>> Start PASSAGE
A carbon credit is a certificate representing one metric ton of carbon dioxide equivalent that is either prevented from being emitted into the atmosphere (emissions avoidance/reduction) or removed from the atmosphere as the result of a carbon-reduction project. If, as is expected, carbon crediting programs widely agree to be assessed under the framework established by the ICVCM, the adoption and application of these principles by carbon crediting programs will bring greater uniformity to voluntary carbon market standards, and contribute to ensuring a high level of integrity in the market. Voluntary carbon credits are a very useful tool to help us reducing our carbon emissions.
Comparison of main carbon credits standard eligibility criterias
In order to provide clarity on the main carbon credits standards eligibility criterias, we created the following table to compare some majors standards with Riverse criterias.
>> End PASSAGE
>> Start SUPPLIED DATA
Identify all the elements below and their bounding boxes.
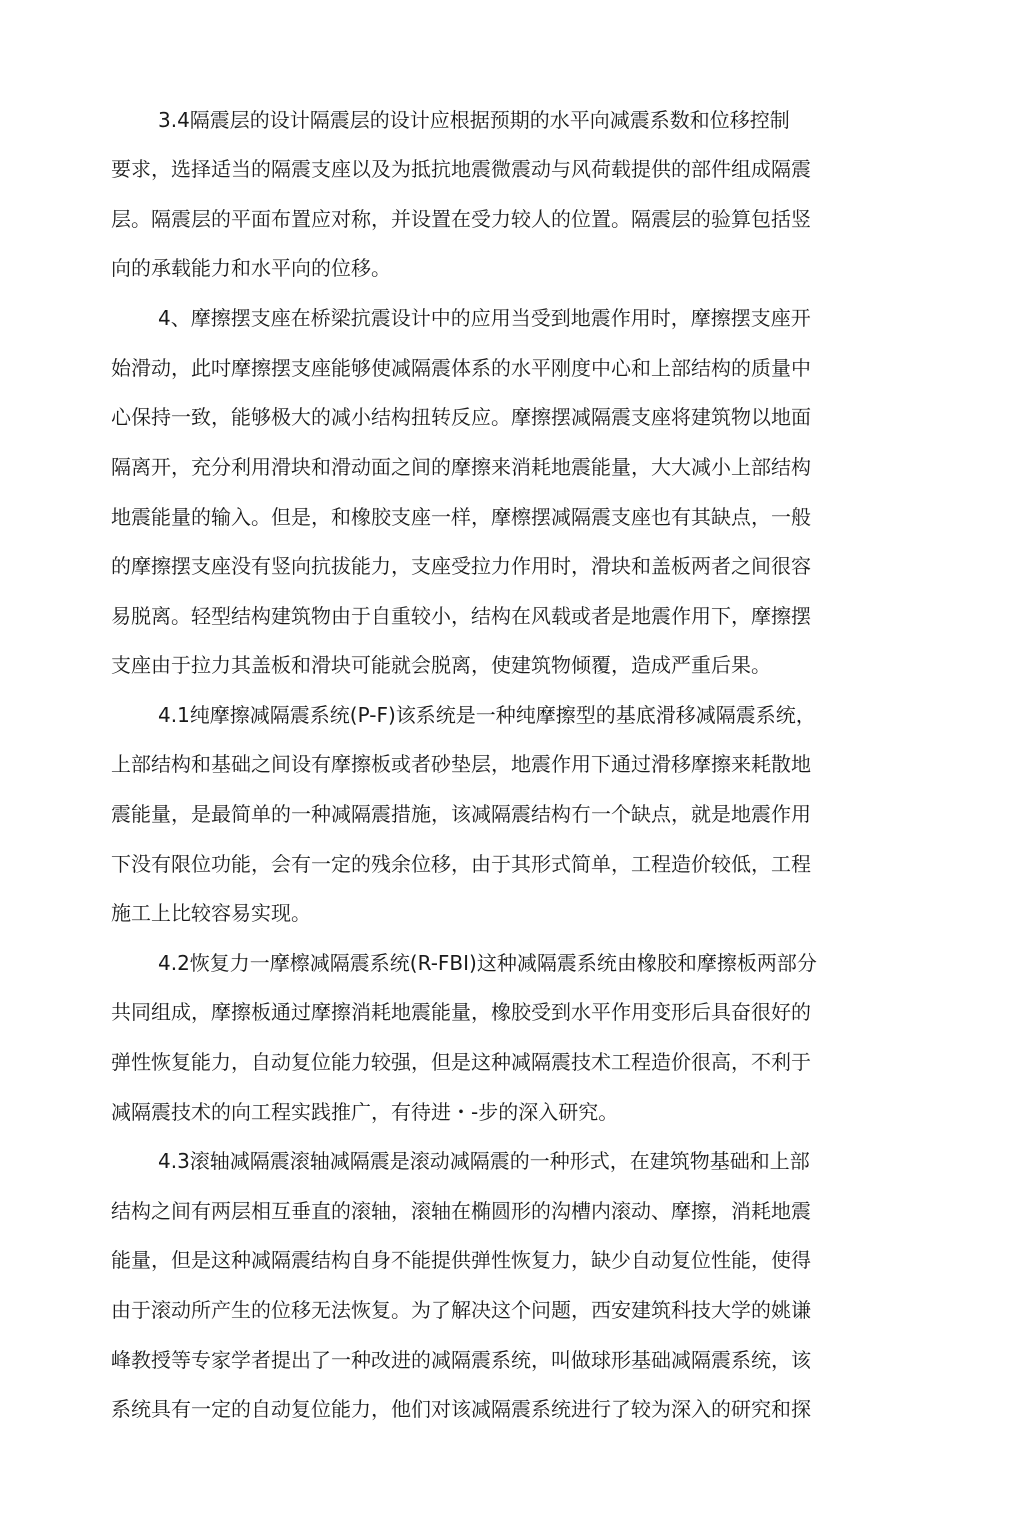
>> End SUPPLIED DATA
# SET TASKS
1/ Rewrite the carbon credit passage from "A carbon credit" to "our carbon emissions.", substituting "voucher" for "certificate".
2/ According to the carbon credit passage, what does one carbon credit represent?
3/ Please carry on the carbon credit passage from where it stops.
The material was taken from a separate source.

# EXERCISE RESPONSES
1/
A carbon credit is a voucher representing one metric ton of carbon dioxide equivalent that is either prevented from being emitted into the atmosphere (emissions avoidance/reduction) or removed from the atmosphere as the result of a carbon-reduction project. If, as is expected, carbon crediting programs widely agree to be assessed under the framework established by the ICVCM, the adoption and application of these principles by carbon crediting programs will bring greater uniformity to voluntary carbon market standards, and contribute to ensuring a high level of integrity in the market. Voluntary carbon credits are a very useful tool to help us reducing our carbon emissions.

2/ One metric ton of carbon dioxide equivalent that is either prevented from being emitted into the atmosphere or removed from it as the result of a carbon-reduction project.

3/
We use the great work of The Nordic Dialogue on Voluntary Compensation, a coalition of nordics countries governmental institutions, on Clean Development Mechanism, Verified Carbon Standard by Verra, and The Gold Standard, and added Label Bas Carbone (France governmental standard) and Riverse for comparison.
We detailed below the definition of each criteria and how Riverse answers this criteria.
Core Carbon Principles with carbon credits
Reality: an obvious carbon credit criteria
Definition: Carbon credits represent greenhouse gas emissions (GHG) already reduced, avoided or captured, in order to ensure each credit can be linked to a physical reality.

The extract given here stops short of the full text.